■ Written problem ■
Return the material exactly as supplied, apart from the pictures, which are omitted.

Collection entries:

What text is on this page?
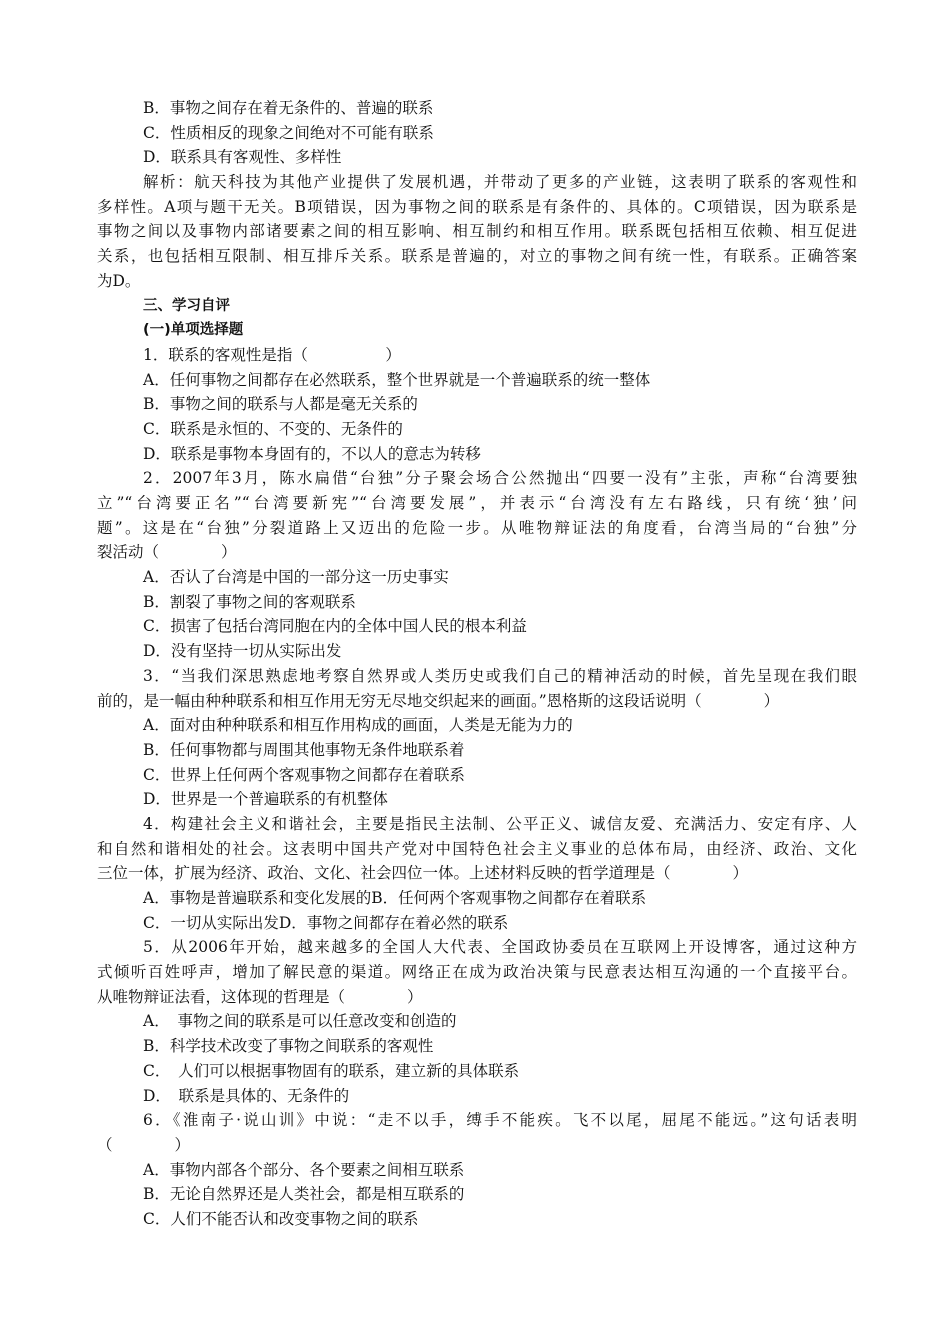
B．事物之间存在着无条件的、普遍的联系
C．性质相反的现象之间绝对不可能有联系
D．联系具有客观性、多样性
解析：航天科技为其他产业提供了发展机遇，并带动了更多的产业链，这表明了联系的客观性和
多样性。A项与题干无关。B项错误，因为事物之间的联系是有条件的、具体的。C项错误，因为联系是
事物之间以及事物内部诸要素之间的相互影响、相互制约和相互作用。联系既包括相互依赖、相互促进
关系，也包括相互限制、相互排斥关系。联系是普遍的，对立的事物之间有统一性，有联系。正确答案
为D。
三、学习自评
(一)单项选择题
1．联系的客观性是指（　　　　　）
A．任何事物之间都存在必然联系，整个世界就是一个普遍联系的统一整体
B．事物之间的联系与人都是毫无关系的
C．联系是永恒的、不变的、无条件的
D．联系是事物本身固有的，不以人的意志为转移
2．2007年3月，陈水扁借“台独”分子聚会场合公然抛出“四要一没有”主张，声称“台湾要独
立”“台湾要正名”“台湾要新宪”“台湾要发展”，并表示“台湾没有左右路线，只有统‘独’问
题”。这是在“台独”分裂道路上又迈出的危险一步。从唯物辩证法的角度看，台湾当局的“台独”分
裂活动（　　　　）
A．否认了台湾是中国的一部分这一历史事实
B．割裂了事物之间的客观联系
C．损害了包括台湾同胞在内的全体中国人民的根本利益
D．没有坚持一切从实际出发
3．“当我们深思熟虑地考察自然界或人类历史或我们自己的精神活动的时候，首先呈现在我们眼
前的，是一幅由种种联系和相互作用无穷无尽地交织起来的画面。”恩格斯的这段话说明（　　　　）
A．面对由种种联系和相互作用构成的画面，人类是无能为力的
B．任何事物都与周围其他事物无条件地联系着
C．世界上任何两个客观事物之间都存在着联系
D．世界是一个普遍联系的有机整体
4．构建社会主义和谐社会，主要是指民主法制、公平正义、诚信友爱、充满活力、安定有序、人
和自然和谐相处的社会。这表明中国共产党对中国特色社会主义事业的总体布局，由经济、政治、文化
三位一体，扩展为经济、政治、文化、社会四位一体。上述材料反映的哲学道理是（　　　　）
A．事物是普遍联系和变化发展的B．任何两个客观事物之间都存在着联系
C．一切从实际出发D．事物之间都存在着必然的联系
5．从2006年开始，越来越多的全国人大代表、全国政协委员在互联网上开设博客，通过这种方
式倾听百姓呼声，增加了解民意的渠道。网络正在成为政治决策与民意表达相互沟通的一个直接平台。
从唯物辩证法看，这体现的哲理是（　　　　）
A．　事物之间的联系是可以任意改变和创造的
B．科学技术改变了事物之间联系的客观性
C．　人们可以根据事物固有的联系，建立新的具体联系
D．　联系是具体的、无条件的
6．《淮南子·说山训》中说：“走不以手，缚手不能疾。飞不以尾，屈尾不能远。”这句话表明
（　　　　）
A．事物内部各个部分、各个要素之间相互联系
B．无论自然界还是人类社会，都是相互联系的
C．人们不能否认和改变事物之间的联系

■ Correct response ■
What text is on this page?
B．事物之间存在着无条件的、普遍的联系
C．性质相反的现象之间绝对不可能有联系
D．联系具有客观性、多样性
解析：航天科技为其他产业提供了发展机遇，并带动了更多的产业链，这表明了联系的客观性和
多样性。A项与题干无关。B项错误，因为事物之间的联系是有条件的、具体的。C项错误，因为联系是
事物之间以及事物内部诸要素之间的相互影响、相互制约和相互作用。联系既包括相互依赖、相互促进
关系，也包括相互限制、相互排斥关系。联系是普遍的，对立的事物之间有统一性，有联系。正确答案
为D。
三、学习自评
(一)单项选择题
1．联系的客观性是指（　　　　　）
A．任何事物之间都存在必然联系，整个世界就是一个普遍联系的统一整体
B．事物之间的联系与人都是毫无关系的
C．联系是永恒的、不变的、无条件的
D．联系是事物本身固有的，不以人的意志为转移
2．2007年3月，陈水扁借“台独”分子聚会场合公然抛出“四要一没有”主张，声称“台湾要独
立”“台湾要正名”“台湾要新宪”“台湾要发展”，并表示“台湾没有左右路线，只有统‘独’问
题”。这是在“台独”分裂道路上又迈出的危险一步。从唯物辩证法的角度看，台湾当局的“台独”分
裂活动（　　　　）
A．否认了台湾是中国的一部分这一历史事实
B．割裂了事物之间的客观联系
C．损害了包括台湾同胞在内的全体中国人民的根本利益
D．没有坚持一切从实际出发
3．“当我们深思熟虑地考察自然界或人类历史或我们自己的精神活动的时候，首先呈现在我们眼
前的，是一幅由种种联系和相互作用无穷无尽地交织起来的画面。”恩格斯的这段话说明（　　　　）
A．面对由种种联系和相互作用构成的画面，人类是无能为力的
B．任何事物都与周围其他事物无条件地联系着
C．世界上任何两个客观事物之间都存在着联系
D．世界是一个普遍联系的有机整体
4．构建社会主义和谐社会，主要是指民主法制、公平正义、诚信友爱、充满活力、安定有序、人
和自然和谐相处的社会。这表明中国共产党对中国特色社会主义事业的总体布局，由经济、政治、文化
三位一体，扩展为经济、政治、文化、社会四位一体。上述材料反映的哲学道理是（　　　　）
A．事物是普遍联系和变化发展的B．任何两个客观事物之间都存在着联系
C．一切从实际出发D．事物之间都存在着必然的联系
5．从2006年开始，越来越多的全国人大代表、全国政协委员在互联网上开设博客，通过这种方
式倾听百姓呼声，增加了解民意的渠道。网络正在成为政治决策与民意表达相互沟通的一个直接平台。
从唯物辩证法看，这体现的哲理是（　　　　）
A．　事物之间的联系是可以任意改变和创造的
B．科学技术改变了事物之间联系的客观性
C．　人们可以根据事物固有的联系，建立新的具体联系
D．　联系是具体的、无条件的
6．《淮南子·说山训》中说：“走不以手，缚手不能疾。飞不以尾，屈尾不能远。”这句话表明
（　　　　）
A．事物内部各个部分、各个要素之间相互联系
B．无论自然界还是人类社会，都是相互联系的
C．人们不能否认和改变事物之间的联系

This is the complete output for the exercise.